### SHORT TASK
Pictures do not belong in the copy; transcribe everything else in the records exactly.
# AVAILABLE RECORDS start
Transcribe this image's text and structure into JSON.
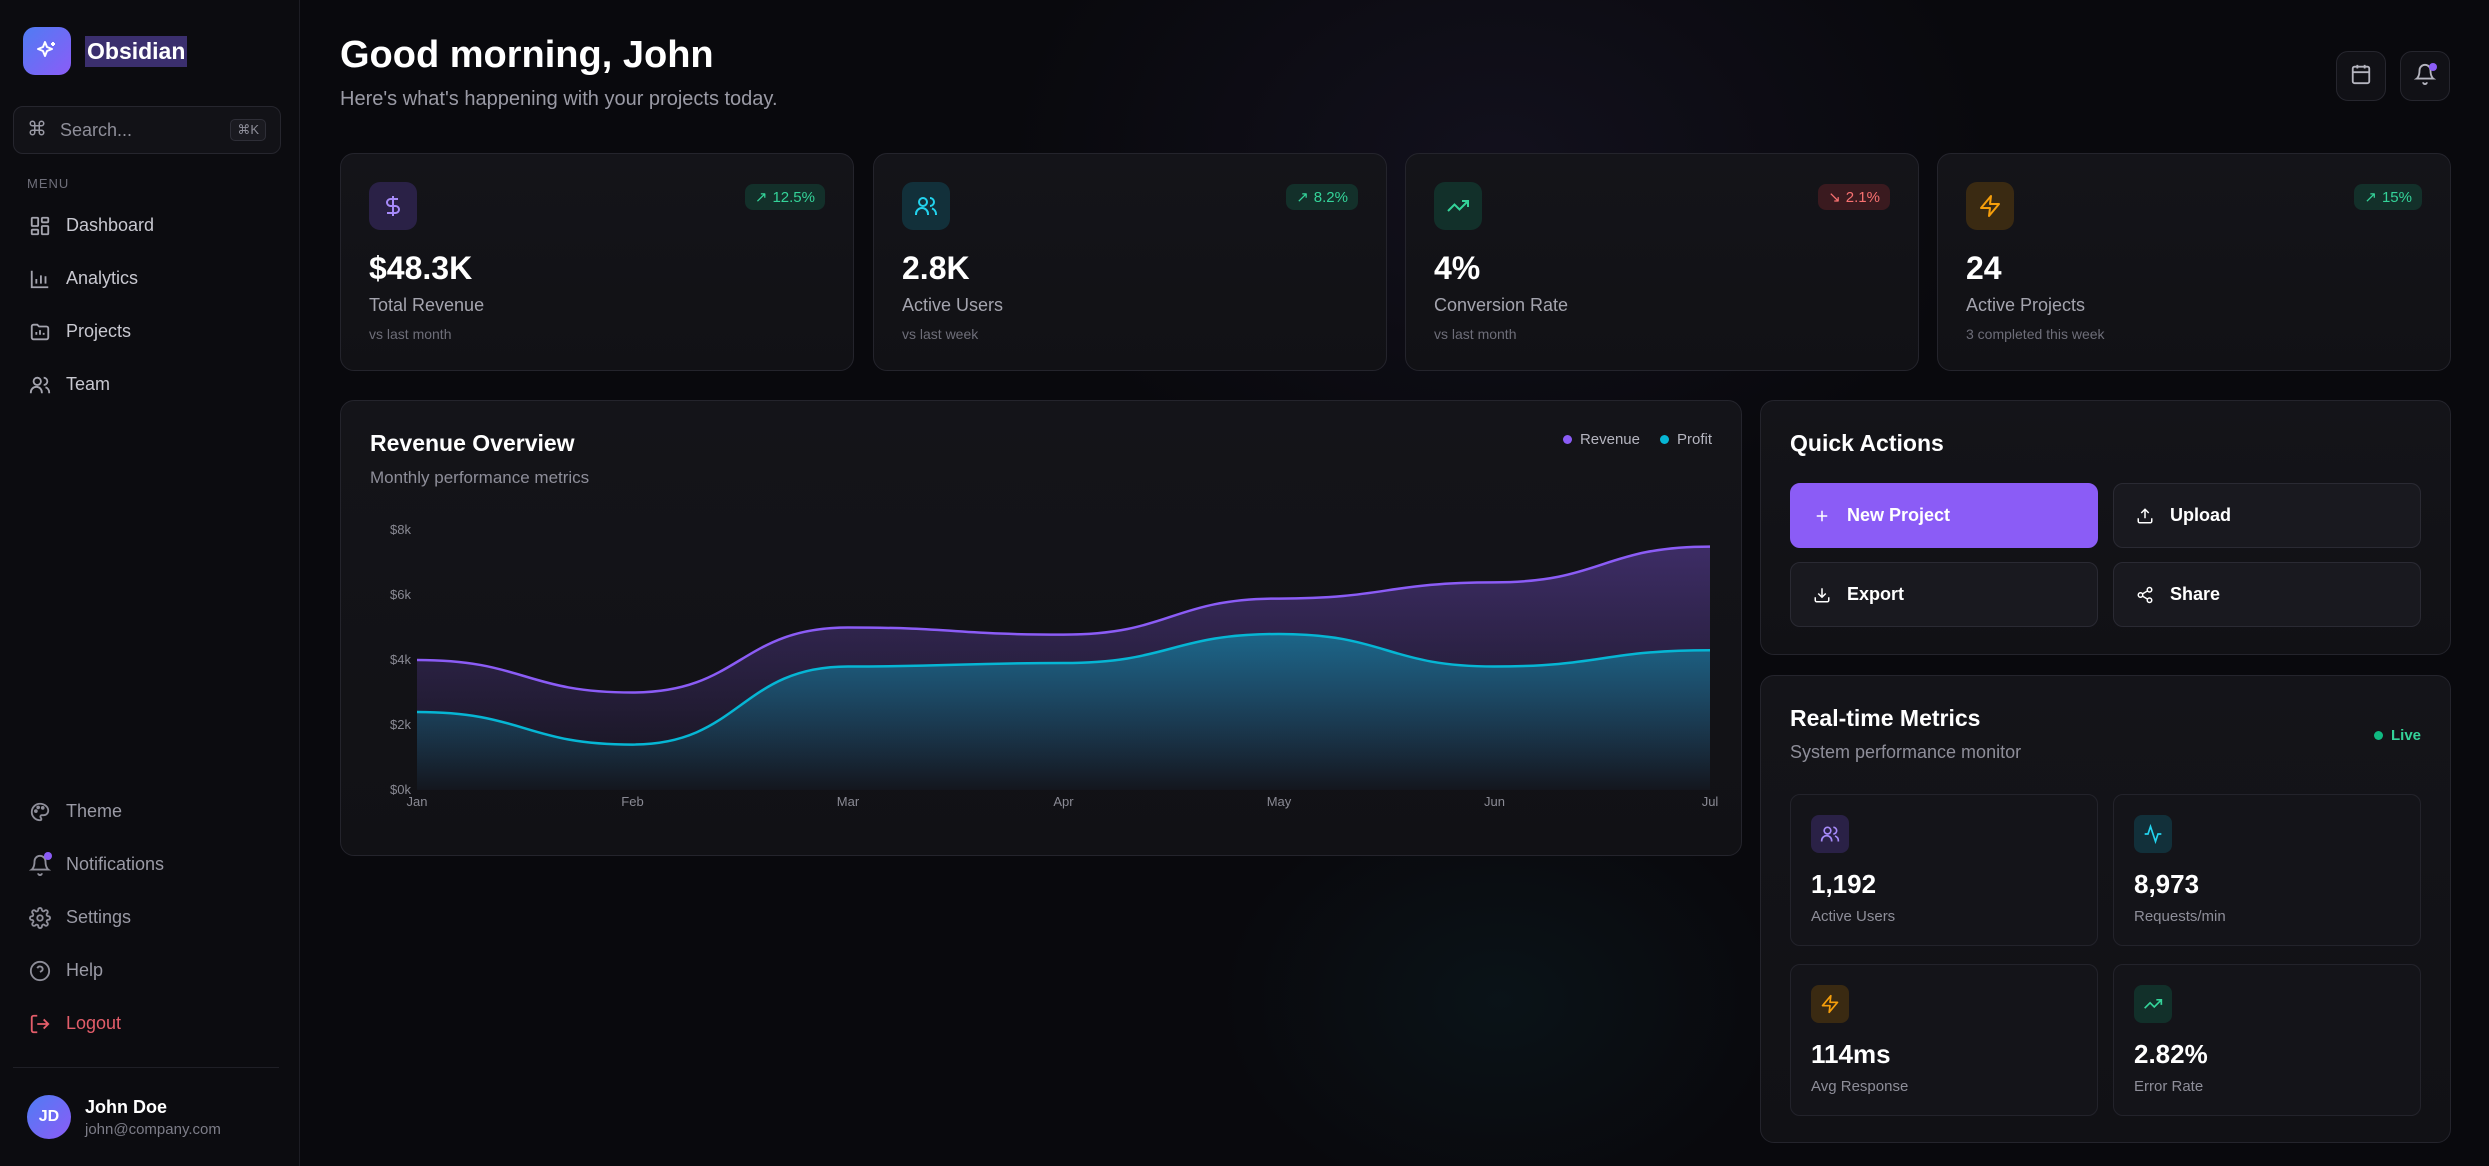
{
  "brand": {
    "name": "Obsidian"
  },
  "search": {
    "placeholder": "Search...",
    "shortcut": "⌘K"
  },
  "sidebar": {
    "menu_label": "MENU",
    "items": [
      {
        "label": "Dashboard",
        "icon": "grid-icon"
      },
      {
        "label": "Analytics",
        "icon": "bar-chart-icon"
      },
      {
        "label": "Projects",
        "icon": "folder-icon"
      },
      {
        "label": "Team",
        "icon": "users-icon"
      }
    ],
    "bottom_items": [
      {
        "label": "Theme",
        "icon": "palette-icon"
      },
      {
        "label": "Notifications",
        "icon": "bell-icon"
      },
      {
        "label": "Settings",
        "icon": "gear-icon"
      },
      {
        "label": "Help",
        "icon": "help-circle-icon"
      },
      {
        "label": "Logout",
        "icon": "logout-icon"
      }
    ],
    "user": {
      "initials": "JD",
      "name": "John Doe",
      "email": "john@company.com"
    }
  },
  "header": {
    "greeting": "Good morning, John",
    "subtitle": "Here's what's happening with your projects today."
  },
  "stats": [
    {
      "icon": "dollar-icon",
      "badge": "12.5%",
      "trend": "up",
      "value": "$48.3K",
      "label": "Total Revenue",
      "sub": "vs last month",
      "accent": "#8b5cf6"
    },
    {
      "icon": "users-icon",
      "badge": "8.2%",
      "trend": "up",
      "value": "2.8K",
      "label": "Active Users",
      "sub": "vs last week",
      "accent": "#22d3ee"
    },
    {
      "icon": "trending-up-icon",
      "badge": "2.1%",
      "trend": "down",
      "value": "4%",
      "label": "Conversion Rate",
      "sub": "vs last month",
      "accent": "#34d399"
    },
    {
      "icon": "zap-icon",
      "badge": "15%",
      "trend": "up",
      "value": "24",
      "label": "Active Projects",
      "sub": "3 completed this week",
      "accent": "#f59e0b"
    }
  ],
  "revenue_chart": {
    "title": "Revenue Overview",
    "subtitle": "Monthly performance metrics"
  },
  "chart_data": {
    "type": "area",
    "categories": [
      "Jan",
      "Feb",
      "Mar",
      "Apr",
      "May",
      "Jun",
      "Jul"
    ],
    "y_ticks": [
      "$0k",
      "$2k",
      "$4k",
      "$6k",
      "$8k"
    ],
    "ylim": [
      0,
      8000
    ],
    "series": [
      {
        "name": "Revenue",
        "values": [
          4000,
          3000,
          5000,
          4780,
          5890,
          6390,
          7490
        ],
        "color": "#8b5cf6"
      },
      {
        "name": "Profit",
        "values": [
          2400,
          1398,
          3800,
          3908,
          4800,
          3800,
          4300
        ],
        "color": "#06b6d4"
      }
    ],
    "legend": "top-right",
    "grid": false
  },
  "quick_actions": {
    "title": "Quick Actions",
    "buttons": [
      {
        "label": "New Project",
        "icon": "plus-icon"
      },
      {
        "label": "Upload",
        "icon": "upload-icon"
      },
      {
        "label": "Export",
        "icon": "download-icon"
      },
      {
        "label": "Share",
        "icon": "share-icon"
      }
    ]
  },
  "realtime": {
    "title": "Real-time Metrics",
    "subtitle": "System performance monitor",
    "status": "Live",
    "metrics": [
      {
        "value": "1,192",
        "label": "Active Users",
        "icon": "users-icon",
        "accent": "#8b5cf6"
      },
      {
        "value": "8,973",
        "label": "Requests/min",
        "icon": "activity-icon",
        "accent": "#22d3ee"
      },
      {
        "value": "114ms",
        "label": "Avg Response",
        "icon": "zap-icon",
        "accent": "#f59e0b"
      },
      {
        "value": "2.82%",
        "label": "Error Rate",
        "icon": "trending-up-icon",
        "accent": "#34d399"
      }
    ]
  }
}
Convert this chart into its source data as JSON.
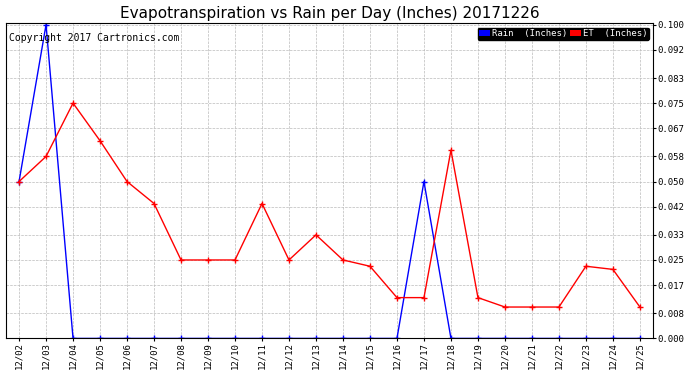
{
  "title": "Evapotranspiration vs Rain per Day (Inches) 20171226",
  "copyright": "Copyright 2017 Cartronics.com",
  "x_labels": [
    "12/02",
    "12/03",
    "12/04",
    "12/05",
    "12/06",
    "12/07",
    "12/08",
    "12/09",
    "12/10",
    "12/11",
    "12/12",
    "12/13",
    "12/14",
    "12/15",
    "12/16",
    "12/17",
    "12/18",
    "12/19",
    "12/20",
    "12/21",
    "12/22",
    "12/23",
    "12/24",
    "12/25"
  ],
  "rain_values": [
    0.05,
    0.1,
    0.0,
    0.0,
    0.0,
    0.0,
    0.0,
    0.0,
    0.0,
    0.0,
    0.0,
    0.0,
    0.0,
    0.0,
    0.0,
    0.05,
    0.0,
    0.0,
    0.0,
    0.0,
    0.0,
    0.0,
    0.0,
    0.0
  ],
  "et_values": [
    0.05,
    0.058,
    0.075,
    0.063,
    0.05,
    0.043,
    0.025,
    0.025,
    0.025,
    0.043,
    0.025,
    0.033,
    0.025,
    0.023,
    0.013,
    0.013,
    0.06,
    0.013,
    0.01,
    0.01,
    0.01,
    0.023,
    0.022,
    0.01
  ],
  "rain_color": "#0000FF",
  "et_color": "#FF0000",
  "background_color": "#FFFFFF",
  "plot_background": "#FFFFFF",
  "grid_color": "#BBBBBB",
  "ylim": [
    0.0,
    0.1005
  ],
  "yticks": [
    0.0,
    0.008,
    0.017,
    0.025,
    0.033,
    0.042,
    0.05,
    0.058,
    0.067,
    0.075,
    0.083,
    0.092,
    0.1
  ],
  "title_fontsize": 11,
  "copyright_fontsize": 7,
  "legend_rain_label": "Rain  (Inches)",
  "legend_et_label": "ET  (Inches)"
}
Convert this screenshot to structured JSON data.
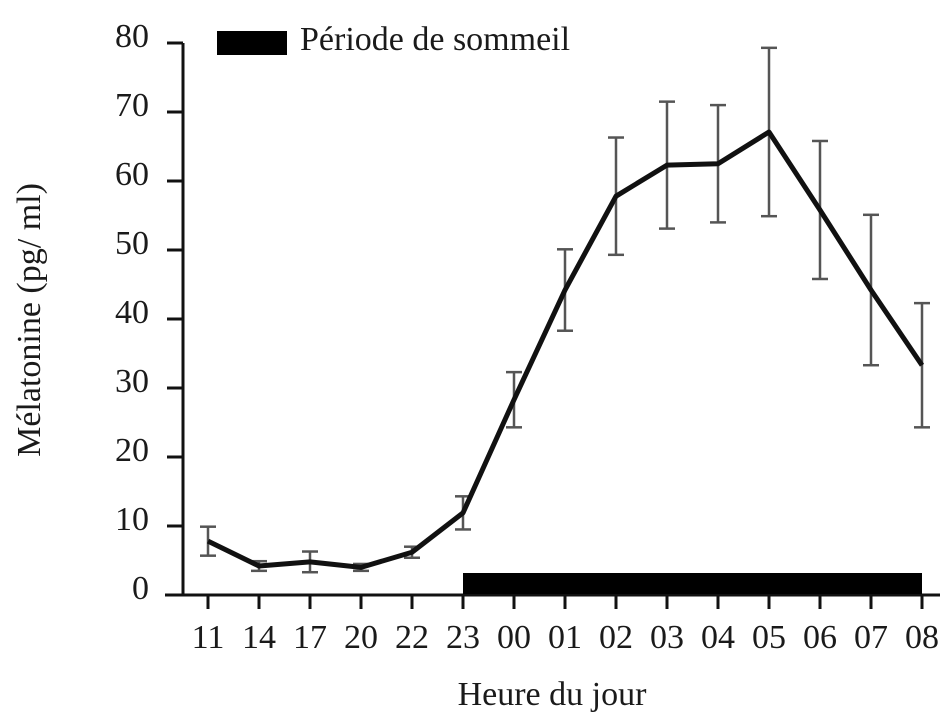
{
  "chart_data": {
    "type": "line",
    "xlabel": "Heure du jour",
    "ylabel": "Mélatonine (pg/ ml)",
    "categories": [
      "11",
      "14",
      "17",
      "20",
      "22",
      "23",
      "00",
      "01",
      "02",
      "03",
      "04",
      "05",
      "06",
      "07",
      "08"
    ],
    "series": [
      {
        "name": "Mélatonine",
        "color": "#111111",
        "values": [
          7.8,
          4.2,
          4.8,
          4.0,
          6.2,
          11.9,
          28.3,
          44.2,
          57.8,
          62.3,
          62.5,
          67.1,
          55.8,
          44.2,
          33.3
        ],
        "errors": [
          2.1,
          0.7,
          1.5,
          0.5,
          0.8,
          2.4,
          4.0,
          5.9,
          8.5,
          9.2,
          8.5,
          12.2,
          10.0,
          10.9,
          9.0
        ]
      }
    ],
    "ylim": [
      0,
      80
    ],
    "yticks": [
      0,
      10,
      20,
      30,
      40,
      50,
      60,
      70,
      80
    ],
    "sleep_period": {
      "name": "Période de sommeil",
      "start": "23",
      "end": "08",
      "color": "#000000"
    },
    "legend": "upper left",
    "grid": false
  }
}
# AVAILABLE RECORDS end
### PROBLEM SOLUTION
Transcribe this image's text and structure into JSON.
{
  "brand": {
    "name": "Obsidian"
  },
  "search": {
    "placeholder": "Search...",
    "shortcut": "⌘K"
  },
  "sidebar": {
    "menu_label": "MENU",
    "items": [
      {
        "label": "Dashboard",
        "icon": "grid-icon"
      },
      {
        "label": "Analytics",
        "icon": "bar-chart-icon"
      },
      {
        "label": "Projects",
        "icon": "folder-icon"
      },
      {
        "label": "Team",
        "icon": "users-icon"
      }
    ],
    "bottom_items": [
      {
        "label": "Theme",
        "icon": "palette-icon"
      },
      {
        "label": "Notifications",
        "icon": "bell-icon"
      },
      {
        "label": "Settings",
        "icon": "gear-icon"
      },
      {
        "label": "Help",
        "icon": "help-circle-icon"
      },
      {
        "label": "Logout",
        "icon": "logout-icon"
      }
    ],
    "user": {
      "initials": "JD",
      "name": "John Doe",
      "email": "john@company.com"
    }
  },
  "header": {
    "greeting": "Good morning, John",
    "subtitle": "Here's what's happening with your projects today."
  },
  "stats": [
    {
      "icon": "dollar-icon",
      "badge": "12.5%",
      "trend": "up",
      "value": "$48.3K",
      "label": "Total Revenue",
      "sub": "vs last month",
      "accent": "#8b5cf6"
    },
    {
      "icon": "users-icon",
      "badge": "8.2%",
      "trend": "up",
      "value": "2.8K",
      "label": "Active Users",
      "sub": "vs last week",
      "accent": "#22d3ee"
    },
    {
      "icon": "trending-up-icon",
      "badge": "2.1%",
      "trend": "down",
      "value": "4%",
      "label": "Conversion Rate",
      "sub": "vs last month",
      "accent": "#34d399"
    },
    {
      "icon": "zap-icon",
      "badge": "15%",
      "trend": "up",
      "value": "24",
      "label": "Active Projects",
      "sub": "3 completed this week",
      "accent": "#f59e0b"
    }
  ],
  "revenue_chart": {
    "title": "Revenue Overview",
    "subtitle": "Monthly performance metrics"
  },
  "chart_data": {
    "type": "area",
    "categories": [
      "Jan",
      "Feb",
      "Mar",
      "Apr",
      "May",
      "Jun",
      "Jul"
    ],
    "y_ticks": [
      "$0k",
      "$2k",
      "$4k",
      "$6k",
      "$8k"
    ],
    "ylim": [
      0,
      8000
    ],
    "series": [
      {
        "name": "Revenue",
        "values": [
          4000,
          3000,
          5000,
          4780,
          5890,
          6390,
          7490
        ],
        "color": "#8b5cf6"
      },
      {
        "name": "Profit",
        "values": [
          2400,
          1398,
          3800,
          3908,
          4800,
          3800,
          4300
        ],
        "color": "#06b6d4"
      }
    ],
    "legend": "top-right",
    "grid": false
  },
  "quick_actions": {
    "title": "Quick Actions",
    "buttons": [
      {
        "label": "New Project",
        "icon": "plus-icon"
      },
      {
        "label": "Upload",
        "icon": "upload-icon"
      },
      {
        "label": "Export",
        "icon": "download-icon"
      },
      {
        "label": "Share",
        "icon": "share-icon"
      }
    ]
  },
  "realtime": {
    "title": "Real-time Metrics",
    "subtitle": "System performance monitor",
    "status": "Live",
    "metrics": [
      {
        "value": "1,192",
        "label": "Active Users",
        "icon": "users-icon",
        "accent": "#8b5cf6"
      },
      {
        "value": "8,973",
        "label": "Requests/min",
        "icon": "activity-icon",
        "accent": "#22d3ee"
      },
      {
        "value": "114ms",
        "label": "Avg Response",
        "icon": "zap-icon",
        "accent": "#f59e0b"
      },
      {
        "value": "2.82%",
        "label": "Error Rate",
        "icon": "trending-up-icon",
        "accent": "#34d399"
      }
    ]
  }
}
Convert this chart into its source data as JSON.
{
  "title": "Evapotranspiration vs Rain per Day (Inches) 20171226",
  "copyright": "Copyright 2017 Cartronics.com",
  "x_labels": [
    "12/02",
    "12/03",
    "12/04",
    "12/05",
    "12/06",
    "12/07",
    "12/08",
    "12/09",
    "12/10",
    "12/11",
    "12/12",
    "12/13",
    "12/14",
    "12/15",
    "12/16",
    "12/17",
    "12/18",
    "12/19",
    "12/20",
    "12/21",
    "12/22",
    "12/23",
    "12/24",
    "12/25"
  ],
  "rain_values": [
    0.05,
    0.1,
    0.0,
    0.0,
    0.0,
    0.0,
    0.0,
    0.0,
    0.0,
    0.0,
    0.0,
    0.0,
    0.0,
    0.0,
    0.0,
    0.05,
    0.0,
    0.0,
    0.0,
    0.0,
    0.0,
    0.0,
    0.0,
    0.0
  ],
  "et_values": [
    0.05,
    0.058,
    0.075,
    0.063,
    0.05,
    0.043,
    0.025,
    0.025,
    0.025,
    0.043,
    0.025,
    0.033,
    0.025,
    0.023,
    0.013,
    0.013,
    0.06,
    0.013,
    0.01,
    0.01,
    0.01,
    0.023,
    0.022,
    0.01
  ],
  "rain_color": "#0000FF",
  "et_color": "#FF0000",
  "background_color": "#FFFFFF",
  "plot_background": "#FFFFFF",
  "grid_color": "#BBBBBB",
  "ylim": [
    0.0,
    0.1005
  ],
  "yticks": [
    0.0,
    0.008,
    0.017,
    0.025,
    0.033,
    0.042,
    0.05,
    0.058,
    0.067,
    0.075,
    0.083,
    0.092,
    0.1
  ],
  "title_fontsize": 11,
  "copyright_fontsize": 7,
  "legend_rain_label": "Rain  (Inches)",
  "legend_et_label": "ET  (Inches)"
}
Convert this screenshot to structured JSON data.
{
  "chart_data": {
    "type": "line",
    "xlabel": "Heure du jour",
    "ylabel": "Mélatonine (pg/ ml)",
    "categories": [
      "11",
      "14",
      "17",
      "20",
      "22",
      "23",
      "00",
      "01",
      "02",
      "03",
      "04",
      "05",
      "06",
      "07",
      "08"
    ],
    "series": [
      {
        "name": "Mélatonine",
        "color": "#111111",
        "values": [
          7.8,
          4.2,
          4.8,
          4.0,
          6.2,
          11.9,
          28.3,
          44.2,
          57.8,
          62.3,
          62.5,
          67.1,
          55.8,
          44.2,
          33.3
        ],
        "errors": [
          2.1,
          0.7,
          1.5,
          0.5,
          0.8,
          2.4,
          4.0,
          5.9,
          8.5,
          9.2,
          8.5,
          12.2,
          10.0,
          10.9,
          9.0
        ]
      }
    ],
    "ylim": [
      0,
      80
    ],
    "yticks": [
      0,
      10,
      20,
      30,
      40,
      50,
      60,
      70,
      80
    ],
    "sleep_period": {
      "name": "Période de sommeil",
      "start": "23",
      "end": "08",
      "color": "#000000"
    },
    "legend": "upper left",
    "grid": false
  }
}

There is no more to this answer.